PROBLEM DESCRIPTION: Find the word "screenshot" in the listing; pull out each line holding it.
start DATASET EXCERPTS
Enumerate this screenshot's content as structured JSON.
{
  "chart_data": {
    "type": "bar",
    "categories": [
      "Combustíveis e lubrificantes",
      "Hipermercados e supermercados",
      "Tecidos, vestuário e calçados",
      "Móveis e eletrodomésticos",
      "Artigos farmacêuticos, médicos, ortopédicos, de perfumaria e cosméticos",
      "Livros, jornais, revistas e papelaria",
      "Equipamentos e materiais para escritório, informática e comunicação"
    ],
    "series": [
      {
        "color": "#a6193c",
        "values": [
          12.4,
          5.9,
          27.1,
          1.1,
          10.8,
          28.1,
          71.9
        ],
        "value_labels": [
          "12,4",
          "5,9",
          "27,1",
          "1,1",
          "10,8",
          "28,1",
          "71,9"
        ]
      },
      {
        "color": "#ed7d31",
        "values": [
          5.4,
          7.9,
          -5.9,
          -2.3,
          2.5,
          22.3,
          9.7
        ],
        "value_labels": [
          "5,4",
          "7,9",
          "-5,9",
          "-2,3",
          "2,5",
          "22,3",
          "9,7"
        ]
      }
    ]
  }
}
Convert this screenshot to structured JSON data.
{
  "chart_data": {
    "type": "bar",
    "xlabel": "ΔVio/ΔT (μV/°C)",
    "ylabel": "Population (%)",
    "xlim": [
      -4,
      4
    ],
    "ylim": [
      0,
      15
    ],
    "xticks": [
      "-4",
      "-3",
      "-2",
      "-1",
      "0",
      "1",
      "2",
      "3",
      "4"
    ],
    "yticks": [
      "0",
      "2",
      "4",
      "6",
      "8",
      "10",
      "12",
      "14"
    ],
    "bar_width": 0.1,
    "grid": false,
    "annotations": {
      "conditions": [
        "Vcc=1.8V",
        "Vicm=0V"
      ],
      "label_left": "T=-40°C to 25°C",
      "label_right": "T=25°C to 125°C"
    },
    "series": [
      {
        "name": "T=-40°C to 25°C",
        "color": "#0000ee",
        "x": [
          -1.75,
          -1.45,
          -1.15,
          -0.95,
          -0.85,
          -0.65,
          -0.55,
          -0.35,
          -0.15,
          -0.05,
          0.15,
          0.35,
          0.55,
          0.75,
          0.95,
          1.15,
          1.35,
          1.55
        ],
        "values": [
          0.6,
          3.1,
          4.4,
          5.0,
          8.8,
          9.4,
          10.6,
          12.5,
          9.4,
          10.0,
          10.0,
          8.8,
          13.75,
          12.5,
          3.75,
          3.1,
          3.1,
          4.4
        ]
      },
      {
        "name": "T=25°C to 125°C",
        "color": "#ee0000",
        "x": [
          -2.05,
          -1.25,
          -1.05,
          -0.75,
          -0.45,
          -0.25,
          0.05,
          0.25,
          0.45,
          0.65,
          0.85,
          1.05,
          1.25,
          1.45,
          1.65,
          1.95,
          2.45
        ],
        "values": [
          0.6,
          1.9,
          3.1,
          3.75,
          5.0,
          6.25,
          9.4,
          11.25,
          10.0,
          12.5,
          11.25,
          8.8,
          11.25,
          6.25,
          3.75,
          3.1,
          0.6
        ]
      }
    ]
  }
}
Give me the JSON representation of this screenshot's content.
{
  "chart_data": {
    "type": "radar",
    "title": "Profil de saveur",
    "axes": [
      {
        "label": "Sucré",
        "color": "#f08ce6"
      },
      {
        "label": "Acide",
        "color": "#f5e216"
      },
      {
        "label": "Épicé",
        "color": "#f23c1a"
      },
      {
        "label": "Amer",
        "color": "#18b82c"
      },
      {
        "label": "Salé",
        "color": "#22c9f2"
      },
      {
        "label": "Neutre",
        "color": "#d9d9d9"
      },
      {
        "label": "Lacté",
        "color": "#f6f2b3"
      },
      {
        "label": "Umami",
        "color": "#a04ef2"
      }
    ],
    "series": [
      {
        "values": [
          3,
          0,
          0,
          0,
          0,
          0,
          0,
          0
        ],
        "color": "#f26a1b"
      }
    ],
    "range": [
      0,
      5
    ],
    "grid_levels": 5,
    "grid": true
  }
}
end DATASET EXCERPTS
SOLUTION:
Enumerate this screenshot's content as structured JSON.
Convert this screenshot to structured JSON data.
Give me the JSON representation of this screenshot's content.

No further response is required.